>> start MATERIAL PROVIDED

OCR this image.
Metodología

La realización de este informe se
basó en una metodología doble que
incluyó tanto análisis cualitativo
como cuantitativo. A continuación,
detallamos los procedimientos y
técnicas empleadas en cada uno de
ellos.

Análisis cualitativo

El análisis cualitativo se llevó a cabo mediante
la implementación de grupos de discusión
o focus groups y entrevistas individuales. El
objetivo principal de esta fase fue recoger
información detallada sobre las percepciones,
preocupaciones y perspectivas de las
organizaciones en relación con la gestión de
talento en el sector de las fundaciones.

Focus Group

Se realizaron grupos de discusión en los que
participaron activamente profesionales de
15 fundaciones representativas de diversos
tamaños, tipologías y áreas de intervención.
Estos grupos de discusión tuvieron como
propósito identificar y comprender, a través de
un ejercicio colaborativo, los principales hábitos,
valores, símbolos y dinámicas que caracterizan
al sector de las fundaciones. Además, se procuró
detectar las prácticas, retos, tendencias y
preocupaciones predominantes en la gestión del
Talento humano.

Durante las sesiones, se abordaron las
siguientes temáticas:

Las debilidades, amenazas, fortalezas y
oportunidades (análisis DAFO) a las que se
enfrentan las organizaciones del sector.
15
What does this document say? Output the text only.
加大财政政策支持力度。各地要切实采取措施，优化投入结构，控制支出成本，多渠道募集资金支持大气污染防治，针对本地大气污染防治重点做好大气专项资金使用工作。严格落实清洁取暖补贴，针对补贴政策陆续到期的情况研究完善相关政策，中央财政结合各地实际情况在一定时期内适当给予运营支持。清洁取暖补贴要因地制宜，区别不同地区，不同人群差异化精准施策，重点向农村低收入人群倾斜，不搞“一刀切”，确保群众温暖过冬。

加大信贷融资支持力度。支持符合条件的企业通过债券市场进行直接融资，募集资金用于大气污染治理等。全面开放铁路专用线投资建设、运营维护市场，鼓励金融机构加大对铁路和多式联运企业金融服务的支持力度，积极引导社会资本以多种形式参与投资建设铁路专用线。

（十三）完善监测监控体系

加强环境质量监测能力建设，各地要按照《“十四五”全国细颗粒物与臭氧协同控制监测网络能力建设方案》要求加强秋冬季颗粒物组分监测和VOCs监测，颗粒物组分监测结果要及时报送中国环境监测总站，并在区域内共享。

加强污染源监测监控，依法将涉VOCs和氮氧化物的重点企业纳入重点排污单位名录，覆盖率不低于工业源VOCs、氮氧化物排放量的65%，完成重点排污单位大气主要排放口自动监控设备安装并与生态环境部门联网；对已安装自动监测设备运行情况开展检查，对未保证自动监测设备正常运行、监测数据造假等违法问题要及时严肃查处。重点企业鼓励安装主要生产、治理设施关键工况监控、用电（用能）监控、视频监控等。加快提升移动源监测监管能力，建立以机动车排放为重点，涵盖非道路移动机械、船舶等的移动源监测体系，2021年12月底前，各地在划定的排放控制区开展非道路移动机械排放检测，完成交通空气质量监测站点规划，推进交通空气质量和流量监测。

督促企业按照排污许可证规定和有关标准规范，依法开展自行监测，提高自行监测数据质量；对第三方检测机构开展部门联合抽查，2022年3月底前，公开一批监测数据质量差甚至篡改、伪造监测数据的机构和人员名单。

>> end MATERIAL PROVIDED

▸ WRITTEN TASK
Your task is to print all of the records exactly.

▸ TASK OUTPUT
OCR this image.
Metodología

La realización de este informe se
basó en una metodología doble que
incluyó tanto análisis cualitativo
como cuantitativo. A continuación,
detallamos los procedimientos y
técnicas empleadas en cada uno de
ellos.

Análisis cualitativo

El análisis cualitativo se llevó a cabo mediante
la implementación de grupos de discusión
o focus groups y entrevistas individuales. El
objetivo principal de esta fase fue recoger
información detallada sobre las percepciones,
preocupaciones y perspectivas de las
organizaciones en relación con la gestión de
talento en el sector de las fundaciones.

Focus Group

Se realizaron grupos de discusión en los que
participaron activamente profesionales de
15 fundaciones representativas de diversos
tamaños, tipologías y áreas de intervención.
Estos grupos de discusión tuvieron como
propósito identificar y comprender, a través de
un ejercicio colaborativo, los principales hábitos,
valores, símbolos y dinámicas que caracterizan
al sector de las fundaciones. Además, se procuró
detectar las prácticas, retos, tendencias y
preocupaciones predominantes en la gestión del
Talento humano.

Durante las sesiones, se abordaron las
siguientes temáticas:

Las debilidades, amenazas, fortalezas y
oportunidades (análisis DAFO) a las que se
enfrentan las organizaciones del sector.
15
What does this document say? Output the text only.
加大财政政策支持力度。各地要切实采取措施，优化投入结构，控制支出成本，多渠道募集资金支持大气污染防治，针对本地大气污染防治重点做好大气专项资金使用工作。严格落实清洁取暖补贴，针对补贴政策陆续到期的情况研究完善相关政策，中央财政结合各地实际情况在一定时期内适当给予运营支持。清洁取暖补贴要因地制宜，区别不同地区，不同人群差异化精准施策，重点向农村低收入人群倾斜，不搞“一刀切”，确保群众温暖过冬。

加大信贷融资支持力度。支持符合条件的企业通过债券市场进行直接融资，募集资金用于大气污染治理等。全面开放铁路专用线投资建设、运营维护市场，鼓励金融机构加大对铁路和多式联运企业金融服务的支持力度，积极引导社会资本以多种形式参与投资建设铁路专用线。

（十三）完善监测监控体系

加强环境质量监测能力建设，各地要按照《“十四五”全国细颗粒物与臭氧协同控制监测网络能力建设方案》要求加强秋冬季颗粒物组分监测和VOCs监测，颗粒物组分监测结果要及时报送中国环境监测总站，并在区域内共享。

加强污染源监测监控，依法将涉VOCs和氮氧化物的重点企业纳入重点排污单位名录，覆盖率不低于工业源VOCs、氮氧化物排放量的65%，完成重点排污单位大气主要排放口自动监控设备安装并与生态环境部门联网；对已安装自动监测设备运行情况开展检查，对未保证自动监测设备正常运行、监测数据造假等违法问题要及时严肃查处。重点企业鼓励安装主要生产、治理设施关键工况监控、用电（用能）监控、视频监控等。加快提升移动源监测监管能力，建立以机动车排放为重点，涵盖非道路移动机械、船舶等的移动源监测体系，2021年12月底前，各地在划定的排放控制区开展非道路移动机械排放检测，完成交通空气质量监测站点规划，推进交通空气质量和流量监测。

督促企业按照排污许可证规定和有关标准规范，依法开展自行监测，提高自行监测数据质量；对第三方检测机构开展部门联合抽查，2022年3月底前，公开一批监测数据质量差甚至篡改、伪造监测数据的机构和人员名单。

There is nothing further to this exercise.